Exercise details:
Return all of the entries exactly as written.

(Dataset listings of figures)
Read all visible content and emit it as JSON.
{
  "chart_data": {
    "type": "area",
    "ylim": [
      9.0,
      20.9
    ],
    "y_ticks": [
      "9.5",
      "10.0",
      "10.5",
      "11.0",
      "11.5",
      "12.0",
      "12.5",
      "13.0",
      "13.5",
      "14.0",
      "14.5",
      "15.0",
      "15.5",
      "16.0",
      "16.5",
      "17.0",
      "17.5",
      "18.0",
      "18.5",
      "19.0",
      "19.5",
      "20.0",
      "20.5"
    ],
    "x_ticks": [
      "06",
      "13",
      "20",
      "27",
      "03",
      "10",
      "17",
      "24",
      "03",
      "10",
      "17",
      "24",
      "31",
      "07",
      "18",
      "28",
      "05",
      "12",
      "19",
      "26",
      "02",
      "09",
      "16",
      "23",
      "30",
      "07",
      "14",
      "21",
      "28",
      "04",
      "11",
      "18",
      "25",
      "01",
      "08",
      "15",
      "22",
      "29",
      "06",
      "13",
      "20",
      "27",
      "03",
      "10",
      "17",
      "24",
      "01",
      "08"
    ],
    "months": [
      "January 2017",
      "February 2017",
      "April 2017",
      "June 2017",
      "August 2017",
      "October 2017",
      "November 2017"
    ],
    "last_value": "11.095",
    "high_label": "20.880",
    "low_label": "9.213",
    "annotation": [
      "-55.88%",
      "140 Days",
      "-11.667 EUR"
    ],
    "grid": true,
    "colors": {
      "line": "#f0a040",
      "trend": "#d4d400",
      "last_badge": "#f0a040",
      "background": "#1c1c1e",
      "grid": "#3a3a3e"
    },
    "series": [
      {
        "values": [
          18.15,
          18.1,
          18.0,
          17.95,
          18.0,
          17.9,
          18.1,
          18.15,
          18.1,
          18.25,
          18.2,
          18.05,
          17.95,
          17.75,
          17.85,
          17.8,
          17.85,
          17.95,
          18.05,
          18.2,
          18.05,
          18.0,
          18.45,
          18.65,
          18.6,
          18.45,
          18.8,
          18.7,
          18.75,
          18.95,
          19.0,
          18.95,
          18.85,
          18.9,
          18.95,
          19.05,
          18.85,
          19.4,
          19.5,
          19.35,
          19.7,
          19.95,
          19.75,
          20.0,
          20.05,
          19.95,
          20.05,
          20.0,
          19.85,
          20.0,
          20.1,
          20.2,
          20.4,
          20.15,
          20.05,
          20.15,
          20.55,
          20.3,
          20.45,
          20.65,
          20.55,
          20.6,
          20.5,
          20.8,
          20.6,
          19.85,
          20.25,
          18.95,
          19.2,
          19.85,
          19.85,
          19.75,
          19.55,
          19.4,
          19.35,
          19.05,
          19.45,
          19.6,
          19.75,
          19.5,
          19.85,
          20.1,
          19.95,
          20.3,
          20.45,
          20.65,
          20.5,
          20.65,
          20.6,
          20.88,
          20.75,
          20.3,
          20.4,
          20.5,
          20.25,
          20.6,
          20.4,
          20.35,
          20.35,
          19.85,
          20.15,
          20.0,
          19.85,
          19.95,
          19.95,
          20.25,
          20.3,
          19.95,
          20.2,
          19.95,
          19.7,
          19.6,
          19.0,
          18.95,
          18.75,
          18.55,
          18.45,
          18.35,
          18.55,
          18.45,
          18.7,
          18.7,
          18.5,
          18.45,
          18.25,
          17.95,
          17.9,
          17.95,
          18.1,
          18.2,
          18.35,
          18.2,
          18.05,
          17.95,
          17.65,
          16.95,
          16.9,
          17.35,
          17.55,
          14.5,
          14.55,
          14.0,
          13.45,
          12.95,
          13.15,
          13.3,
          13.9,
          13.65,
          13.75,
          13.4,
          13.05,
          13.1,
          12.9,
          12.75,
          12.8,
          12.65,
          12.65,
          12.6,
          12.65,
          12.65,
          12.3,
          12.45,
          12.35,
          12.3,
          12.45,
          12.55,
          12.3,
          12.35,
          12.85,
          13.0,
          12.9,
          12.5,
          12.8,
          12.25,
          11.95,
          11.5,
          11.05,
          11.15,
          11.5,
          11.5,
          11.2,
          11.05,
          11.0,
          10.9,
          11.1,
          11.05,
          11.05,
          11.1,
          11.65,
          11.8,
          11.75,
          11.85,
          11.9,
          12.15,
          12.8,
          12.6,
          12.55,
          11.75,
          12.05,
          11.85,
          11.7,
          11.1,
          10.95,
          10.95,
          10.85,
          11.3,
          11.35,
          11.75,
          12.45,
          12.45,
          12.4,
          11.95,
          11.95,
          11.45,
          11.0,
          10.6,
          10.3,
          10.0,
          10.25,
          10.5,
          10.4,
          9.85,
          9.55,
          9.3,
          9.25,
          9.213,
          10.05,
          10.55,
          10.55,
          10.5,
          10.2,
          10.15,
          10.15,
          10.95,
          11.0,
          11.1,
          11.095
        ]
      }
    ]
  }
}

Solution:
Read all visible content and emit it as JSON.
{
  "chart_data": {
    "type": "area",
    "ylim": [
      9.0,
      20.9
    ],
    "y_ticks": [
      "9.5",
      "10.0",
      "10.5",
      "11.0",
      "11.5",
      "12.0",
      "12.5",
      "13.0",
      "13.5",
      "14.0",
      "14.5",
      "15.0",
      "15.5",
      "16.0",
      "16.5",
      "17.0",
      "17.5",
      "18.0",
      "18.5",
      "19.0",
      "19.5",
      "20.0",
      "20.5"
    ],
    "x_ticks": [
      "06",
      "13",
      "20",
      "27",
      "03",
      "10",
      "17",
      "24",
      "03",
      "10",
      "17",
      "24",
      "31",
      "07",
      "18",
      "28",
      "05",
      "12",
      "19",
      "26",
      "02",
      "09",
      "16",
      "23",
      "30",
      "07",
      "14",
      "21",
      "28",
      "04",
      "11",
      "18",
      "25",
      "01",
      "08",
      "15",
      "22",
      "29",
      "06",
      "13",
      "20",
      "27",
      "03",
      "10",
      "17",
      "24",
      "01",
      "08"
    ],
    "months": [
      "January 2017",
      "February 2017",
      "April 2017",
      "June 2017",
      "August 2017",
      "October 2017",
      "November 2017"
    ],
    "last_value": "11.095",
    "high_label": "20.880",
    "low_label": "9.213",
    "annotation": [
      "-55.88%",
      "140 Days",
      "-11.667 EUR"
    ],
    "grid": true,
    "colors": {
      "line": "#f0a040",
      "trend": "#d4d400",
      "last_badge": "#f0a040",
      "background": "#1c1c1e",
      "grid": "#3a3a3e"
    },
    "series": [
      {
        "values": [
          18.15,
          18.1,
          18.0,
          17.95,
          18.0,
          17.9,
          18.1,
          18.15,
          18.1,
          18.25,
          18.2,
          18.05,
          17.95,
          17.75,
          17.85,
          17.8,
          17.85,
          17.95,
          18.05,
          18.2,
          18.05,
          18.0,
          18.45,
          18.65,
          18.6,
          18.45,
          18.8,
          18.7,
          18.75,
          18.95,
          19.0,
          18.95,
          18.85,
          18.9,
          18.95,
          19.05,
          18.85,
          19.4,
          19.5,
          19.35,
          19.7,
          19.95,
          19.75,
          20.0,
          20.05,
          19.95,
          20.05,
          20.0,
          19.85,
          20.0,
          20.1,
          20.2,
          20.4,
          20.15,
          20.05,
          20.15,
          20.55,
          20.3,
          20.45,
          20.65,
          20.55,
          20.6,
          20.5,
          20.8,
          20.6,
          19.85,
          20.25,
          18.95,
          19.2,
          19.85,
          19.85,
          19.75,
          19.55,
          19.4,
          19.35,
          19.05,
          19.45,
          19.6,
          19.75,
          19.5,
          19.85,
          20.1,
          19.95,
          20.3,
          20.45,
          20.65,
          20.5,
          20.65,
          20.6,
          20.88,
          20.75,
          20.3,
          20.4,
          20.5,
          20.25,
          20.6,
          20.4,
          20.35,
          20.35,
          19.85,
          20.15,
          20.0,
          19.85,
          19.95,
          19.95,
          20.25,
          20.3,
          19.95,
          20.2,
          19.95,
          19.7,
          19.6,
          19.0,
          18.95,
          18.75,
          18.55,
          18.45,
          18.35,
          18.55,
          18.45,
          18.7,
          18.7,
          18.5,
          18.45,
          18.25,
          17.95,
          17.9,
          17.95,
          18.1,
          18.2,
          18.35,
          18.2,
          18.05,
          17.95,
          17.65,
          16.95,
          16.9,
          17.35,
          17.55,
          14.5,
          14.55,
          14.0,
          13.45,
          12.95,
          13.15,
          13.3,
          13.9,
          13.65,
          13.75,
          13.4,
          13.05,
          13.1,
          12.9,
          12.75,
          12.8,
          12.65,
          12.65,
          12.6,
          12.65,
          12.65,
          12.3,
          12.45,
          12.35,
          12.3,
          12.45,
          12.55,
          12.3,
          12.35,
          12.85,
          13.0,
          12.9,
          12.5,
          12.8,
          12.25,
          11.95,
          11.5,
          11.05,
          11.15,
          11.5,
          11.5,
          11.2,
          11.05,
          11.0,
          10.9,
          11.1,
          11.05,
          11.05,
          11.1,
          11.65,
          11.8,
          11.75,
          11.85,
          11.9,
          12.15,
          12.8,
          12.6,
          12.55,
          11.75,
          12.05,
          11.85,
          11.7,
          11.1,
          10.95,
          10.95,
          10.85,
          11.3,
          11.35,
          11.75,
          12.45,
          12.45,
          12.4,
          11.95,
          11.95,
          11.45,
          11.0,
          10.6,
          10.3,
          10.0,
          10.25,
          10.5,
          10.4,
          9.85,
          9.55,
          9.3,
          9.25,
          9.213,
          10.05,
          10.55,
          10.55,
          10.5,
          10.2,
          10.15,
          10.15,
          10.95,
          11.0,
          11.1,
          11.095
        ]
      }
    ]
  }
}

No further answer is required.